JOB - The records that follow are to be transcribed in full, without their images.

(Saved entries)
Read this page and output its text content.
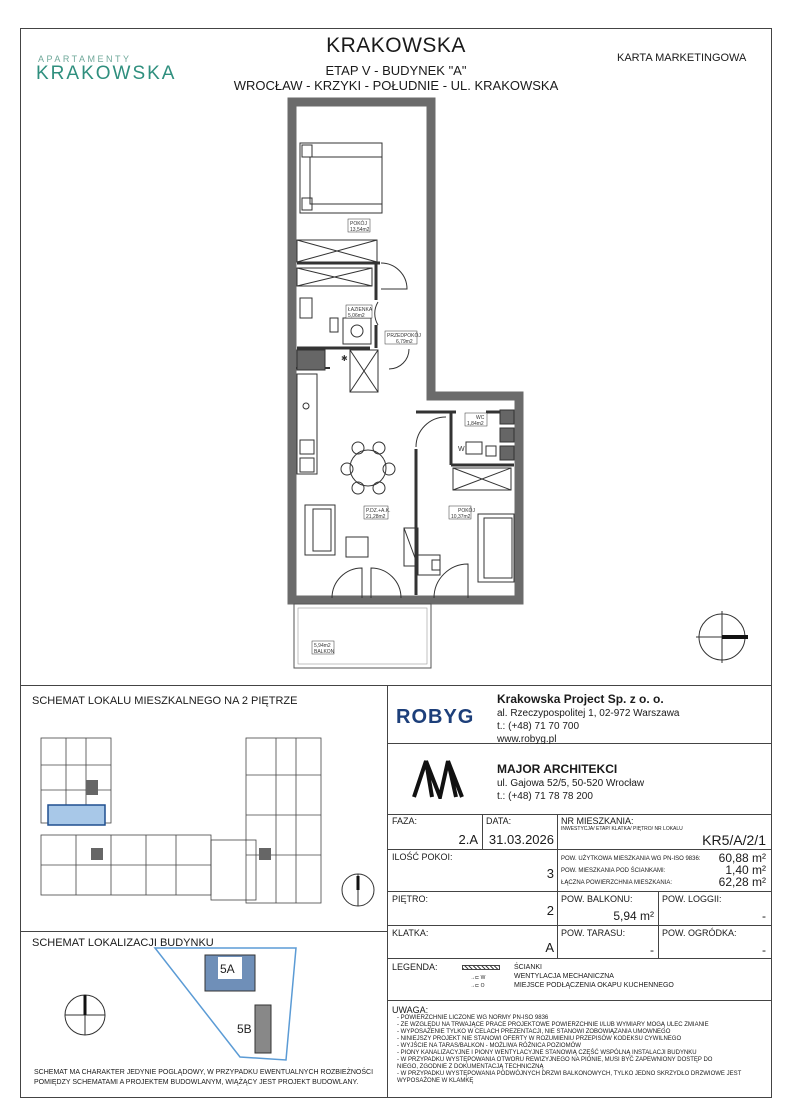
APARTAMENTY
KRAKOWSKA
KRAKOWSKA
ETAP V - BUDYNEK "A"
WROCŁAW - KRZYKI - POŁUDNIE - UL. KRAKOWSKA
KARTA MARKETINGOWA
✱
W
POKÓJ
13,54m2
ŁAZIENKA
5,06m2
PRZEDPOKÓJ
6,79m2
WC
1,84m2
P.DZ.+A.K.
21,28m2
POKÓJ
10,37m2
5,94m2
BALKON
SCHEMAT LOKALU MIESZKALNEGO NA 2 PIĘTRZE
SCHEMAT LOKALIZACJI BUDYNKU
5A
5B
SCHEMAT MA CHARAKTER JEDYNIE POGLĄDOWY, W PRZYPADKU EWENTUALNYCH ROZBIEŻNOŚCI
POMIĘDZY SCHEMATAMI A PROJEKTEM BUDOWLANYM, WIĄŻĄCY JEST PROJEKT BUDOWLANY.
ROBYG
Krakowska Project Sp. z o. o.
al. Rzeczypospolitej 1, 02-972 Warszawa
t.: (+48) 71 70 700
www.robyg.pl
MAJOR ARCHITEKCI
ul. Gajowa 52/5, 50-520 Wrocław
t.: (+48) 71 78 78 200
FAZA:
2.A
DATA:
31.03.2026
NR MIESZKANIA:
INWESTYCJA/ ETAP/ KLATKA/ PIĘTRO/ NR LOKALU
KR5/A/2/1
ILOŚĆ POKOI:
3
POW. UŻYTKOWA MIESZKANIA WG PN-ISO 9836:	60,88 m²
POW. MIESZKANIA POD ŚCIANKAMI:	1,40 m²
ŁĄCZNA POWIERZCHNIA MIESZKANIA:	62,28 m²
PIĘTRO:
2
POW. BALKONU:
5,94 m²
POW. LOGGII:
-
KLATKA:
A
POW. TARASU:
-
POW. OGRÓDKA:
-
LEGENDA:
→⊏ W
→⊏ O
ŚCIANKI
WENTYLACJA MECHANICZNA
MIEJSCE PODŁĄCZENIA OKAPU KUCHENNEGO
UWAGA:
- POWIERZCHNIE LICZONE WG NORMY PN-ISO 9836
- ZE WZGLĘDU NA TRWAJĄCE PRACE PROJEKTOWE POWIERZCHNIE I/LUB WYMIARY MOGĄ ULEC ZMIANIE
- WYPOSAŻENIE TYLKO W CELACH PREZENTACJI, NIE STANOWI ZOBOWIĄZANIA UMOWNEGO
- NINIEJSZY PROJEKT NIE STANOWI OFERTY W ROZUMIENIU PRZEPISÓW KODEKSU CYWILNEGO
- WYJŚCIE NA TARAS/BALKON - MOŻLIWA RÓŻNICA POZIOMÓW
- PIONY KANALIZACYJNE I PIONY WENTYLACYJNE STANOWIĄ CZĘŚĆ WSPÓLNĄ INSTALACJI BUDYNKU
- W PRZYPADKU WYSTĘPOWANIA OTWORU REWIZYJNEGO NA PIONIE, MUSI BYĆ ZAPEWNIONY DOSTĘP DO
NIEGO, ZGODNIE Z DOKUMENTACJĄ TECHNICZNĄ
- W PRZYPADKU WYSTĘPOWANIA PODWÓJNYCH DRZWI BALKONOWYCH, TYLKO JEDNO SKRZYDŁO DRZWIOWE JEST
WYPOSAŻONE W KLAMKĘ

RESULT BELOW -
Read this page and output its text content.
APARTAMENTY
KRAKOWSKA
KRAKOWSKA
ETAP V - BUDYNEK "A"
WROCŁAW - KRZYKI - POŁUDNIE - UL. KRAKOWSKA
KARTA MARKETINGOWA
✱
W
POKÓJ
13,54m2
ŁAZIENKA
5,06m2
PRZEDPOKÓJ
6,79m2
WC
1,84m2
P.DZ.+A.K.
21,28m2
POKÓJ
10,37m2
5,94m2
BALKON
SCHEMAT LOKALU MIESZKALNEGO NA 2 PIĘTRZE
SCHEMAT LOKALIZACJI BUDYNKU
5A
5B
SCHEMAT MA CHARAKTER JEDYNIE POGLĄDOWY, W PRZYPADKU EWENTUALNYCH ROZBIEŻNOŚCI
POMIĘDZY SCHEMATAMI A PROJEKTEM BUDOWLANYM, WIĄŻĄCY JEST PROJEKT BUDOWLANY.
ROBYG
Krakowska Project Sp. z o. o.
al. Rzeczypospolitej 1, 02-972 Warszawa
t.: (+48) 71 70 700
www.robyg.pl
MAJOR ARCHITEKCI
ul. Gajowa 52/5, 50-520 Wrocław
t.: (+48) 71 78 78 200
FAZA:
2.A
DATA:
31.03.2026
NR MIESZKANIA:
INWESTYCJA/ ETAP/ KLATKA/ PIĘTRO/ NR LOKALU
KR5/A/2/1
ILOŚĆ POKOI:
3
POW. UŻYTKOWA MIESZKANIA WG PN-ISO 9836:	60,88 m²
POW. MIESZKANIA POD ŚCIANKAMI:	1,40 m²
ŁĄCZNA POWIERZCHNIA MIESZKANIA:	62,28 m²
PIĘTRO:
2
POW. BALKONU:
5,94 m²
POW. LOGGII:
-
KLATKA:
A
POW. TARASU:
-
POW. OGRÓDKA:
-
LEGENDA:
→⊏ W
→⊏ O
ŚCIANKI
WENTYLACJA MECHANICZNA
MIEJSCE PODŁĄCZENIA OKAPU KUCHENNEGO
UWAGA:
- POWIERZCHNIE LICZONE WG NORMY PN-ISO 9836
- ZE WZGLĘDU NA TRWAJĄCE PRACE PROJEKTOWE POWIERZCHNIE I/LUB WYMIARY MOGĄ ULEC ZMIANIE
- WYPOSAŻENIE TYLKO W CELACH PREZENTACJI, NIE STANOWI ZOBOWIĄZANIA UMOWNEGO
- NINIEJSZY PROJEKT NIE STANOWI OFERTY W ROZUMIENIU PRZEPISÓW KODEKSU CYWILNEGO
- WYJŚCIE NA TARAS/BALKON - MOŻLIWA RÓŻNICA POZIOMÓW
- PIONY KANALIZACYJNE I PIONY WENTYLACYJNE STANOWIĄ CZĘŚĆ WSPÓLNĄ INSTALACJI BUDYNKU
- W PRZYPADKU WYSTĘPOWANIA OTWORU REWIZYJNEGO NA PIONIE, MUSI BYĆ ZAPEWNIONY DOSTĘP DO
NIEGO, ZGODNIE Z DOKUMENTACJĄ TECHNICZNĄ
- W PRZYPADKU WYSTĘPOWANIA PODWÓJNYCH DRZWI BALKONOWYCH, TYLKO JEDNO SKRZYDŁO DRZWIOWE JEST
WYPOSAŻONE W KLAMKĘ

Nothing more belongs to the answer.